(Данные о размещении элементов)
********************

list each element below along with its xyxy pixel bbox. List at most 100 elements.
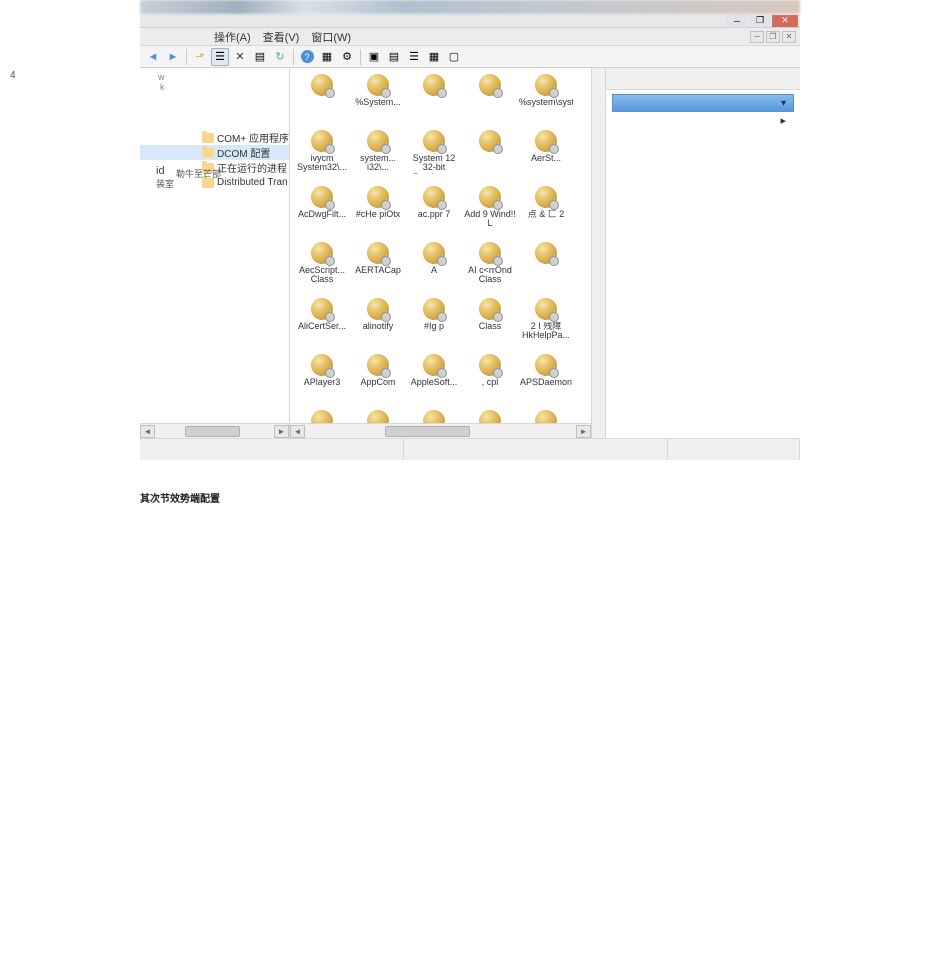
- dcom-item[interactable]: AcDwgFilt...: [294, 184, 350, 238]
- com-component-icon: [307, 128, 337, 154]
- dcom-item[interactable]: [518, 240, 574, 294]
- dcom-item-label: system... i32\...: [351, 154, 405, 173]
- child-minimize-button[interactable]: ─: [750, 31, 764, 43]
- small-icons-button[interactable]: ▤: [385, 48, 403, 66]
- scroll-left-button[interactable]: ◄: [290, 425, 305, 438]
- dcom-item[interactable]: AliCertSer...: [294, 296, 350, 350]
- menu-action[interactable]: 操作(A): [208, 28, 257, 46]
- dcom-item[interactable]: A: [406, 240, 462, 294]
- dcom-item[interactable]: APlayer3: [294, 352, 350, 406]
- minimize-button[interactable]: ─: [726, 15, 748, 27]
- forward-button[interactable]: ►: [164, 48, 182, 66]
- export-button[interactable]: ▦: [318, 48, 336, 66]
- back-button[interactable]: ◄: [144, 48, 162, 66]
- dcom-icon-grid: %System... %system\system32\... ivycm Syst…: [290, 68, 605, 438]
- background-desktop-blur: [140, 0, 800, 14]
- dcom-item-label: AliCertSer...: [298, 322, 346, 331]
- dcom-item[interactable]: [294, 72, 350, 126]
- dcom-item[interactable]: , cpl: [462, 352, 518, 406]
- parent-window-titlebar: ─ ❐ ✕: [140, 14, 800, 28]
- dcom-item[interactable]: 点 & 匚 2: [518, 184, 574, 238]
- scroll-right-button[interactable]: ►: [576, 425, 591, 438]
- dcom-item[interactable]: AERTACap: [350, 240, 406, 294]
- com-component-icon: [475, 184, 505, 210]
- dcom-item[interactable]: alinotify: [350, 296, 406, 350]
- tree-hscroll[interactable]: ◄ ►: [140, 423, 289, 438]
- dcom-item[interactable]: Class: [462, 296, 518, 350]
- dcom-item[interactable]: AppleSoft...: [406, 352, 462, 406]
- close-button[interactable]: ✕: [772, 15, 798, 27]
- extra-button[interactable]: ▢: [445, 48, 463, 66]
- action-button[interactable]: ⚙: [338, 48, 356, 66]
- properties-button[interactable]: ▤: [251, 48, 269, 66]
- tree-icon: ☰: [215, 50, 225, 63]
- tree-item-dcom-config[interactable]: DCOM 配置: [140, 145, 289, 160]
- detail-icon: ▦: [429, 50, 439, 63]
- mmc-window: 操作(A) 查看(V) 窗口(W) ─ ❐ ✕ ◄ ► ⬏ ☰ ✕ ▤ ↻ ? …: [140, 28, 800, 460]
- dcom-item[interactable]: AecScript... Class: [294, 240, 350, 294]
- dcom-item[interactable]: ac.ppr 7: [406, 184, 462, 238]
- com-component-icon: [363, 296, 393, 322]
- dcom-item[interactable]: APSDaemon: [518, 352, 574, 406]
- dcom-item[interactable]: %System...: [350, 72, 406, 126]
- content-vscroll[interactable]: [591, 68, 605, 438]
- dcom-item[interactable]: #cHe piOtx: [350, 184, 406, 238]
- delete-button[interactable]: ✕: [231, 48, 249, 66]
- com-component-icon: [419, 128, 449, 154]
- arrow-left-icon: ◄: [148, 51, 159, 63]
- dcom-item-label: ivycm System32\...: [295, 154, 349, 173]
- dcom-item[interactable]: AppCom: [350, 352, 406, 406]
- show-tree-button[interactable]: ☰: [211, 48, 229, 66]
- help-button[interactable]: ?: [298, 48, 316, 66]
- tree-item-com-apps[interactable]: COM+ 应用程序: [140, 130, 289, 145]
- tree-label: COM+ 应用程序: [217, 130, 289, 145]
- child-restore-button[interactable]: ❐: [766, 31, 780, 43]
- com-component-icon: [419, 72, 449, 98]
- com-component-icon: [419, 352, 449, 378]
- list-view-button[interactable]: ☰: [405, 48, 423, 66]
- dcom-item[interactable]: 2 I 残障 HkHelpPa...: [518, 296, 574, 350]
- action-pane-header: [606, 68, 800, 90]
- dcom-item-label: A: [431, 266, 437, 275]
- page-margin-number: 4: [10, 70, 16, 81]
- export-icon: ▦: [322, 50, 332, 63]
- dcom-item[interactable]: [462, 72, 518, 126]
- dcom-item[interactable]: %system\system32\...: [518, 72, 574, 126]
- dcom-item[interactable]: AerSt...: [518, 128, 574, 182]
- menu-view[interactable]: 查看(V): [257, 28, 306, 46]
- dcom-item[interactable]: system... i32\...: [350, 128, 406, 182]
- page-hint-2: 装室: [156, 177, 174, 190]
- com-component-icon: [475, 296, 505, 322]
- action-pane-more[interactable]: ▸: [612, 114, 794, 128]
- com-component-icon: [363, 72, 393, 98]
- dcom-item[interactable]: #Ig p: [406, 296, 462, 350]
- scroll-right-button[interactable]: ►: [274, 425, 289, 438]
- child-close-button[interactable]: ✕: [782, 31, 796, 43]
- dcom-item[interactable]: ivycm System32\...: [294, 128, 350, 182]
- com-component-icon: [531, 128, 561, 154]
- footer-caption: 其次节效势端配置: [140, 490, 950, 505]
- detail-view-button[interactable]: ▦: [425, 48, 443, 66]
- up-button[interactable]: ⬏: [191, 48, 209, 66]
- dcom-item[interactable]: AI c<rrOnd Class: [462, 240, 518, 294]
- tree-label: DCOM 配置: [217, 145, 270, 160]
- content-hscroll[interactable]: ◄ ►: [290, 423, 591, 438]
- gear-icon: ⚙: [342, 50, 352, 63]
- restore-button[interactable]: ❐: [749, 15, 771, 27]
- refresh-button[interactable]: ↻: [271, 48, 289, 66]
- tree-misc-text: w: [158, 72, 165, 82]
- dcom-item-label: AppleSoft...: [411, 378, 458, 387]
- menu-window[interactable]: 窗口(W): [305, 28, 357, 46]
- dcom-item[interactable]: [462, 128, 518, 182]
- page-id-label: id: [156, 165, 165, 177]
- tree-label: Distributed Tran: [217, 177, 288, 188]
- com-component-icon: [419, 296, 449, 322]
- arrow-right-icon: ►: [168, 51, 179, 63]
- com-component-icon: [475, 128, 505, 154]
- dcom-item[interactable]: [406, 72, 462, 126]
- action-pane-selected-row[interactable]: ▾: [612, 94, 794, 112]
- scroll-left-button[interactable]: ◄: [140, 425, 155, 438]
- dcom-item[interactable]: Add 9 Wind!! L: [462, 184, 518, 238]
- dcom-item[interactable]: System 12 32-bit Preview ...: [406, 128, 462, 182]
- large-icons-button[interactable]: ▣: [365, 48, 383, 66]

********************

__Что сделать__. Выберите из приведённых выше строк все, в которых встречается слово «AppleSoft», и перепишите их полностью.

__Ответ__.
- dcom-item[interactable]: AppleSoft...: [406, 352, 462, 406]
- dcom-item-label: AppleSoft...: [411, 378, 458, 387]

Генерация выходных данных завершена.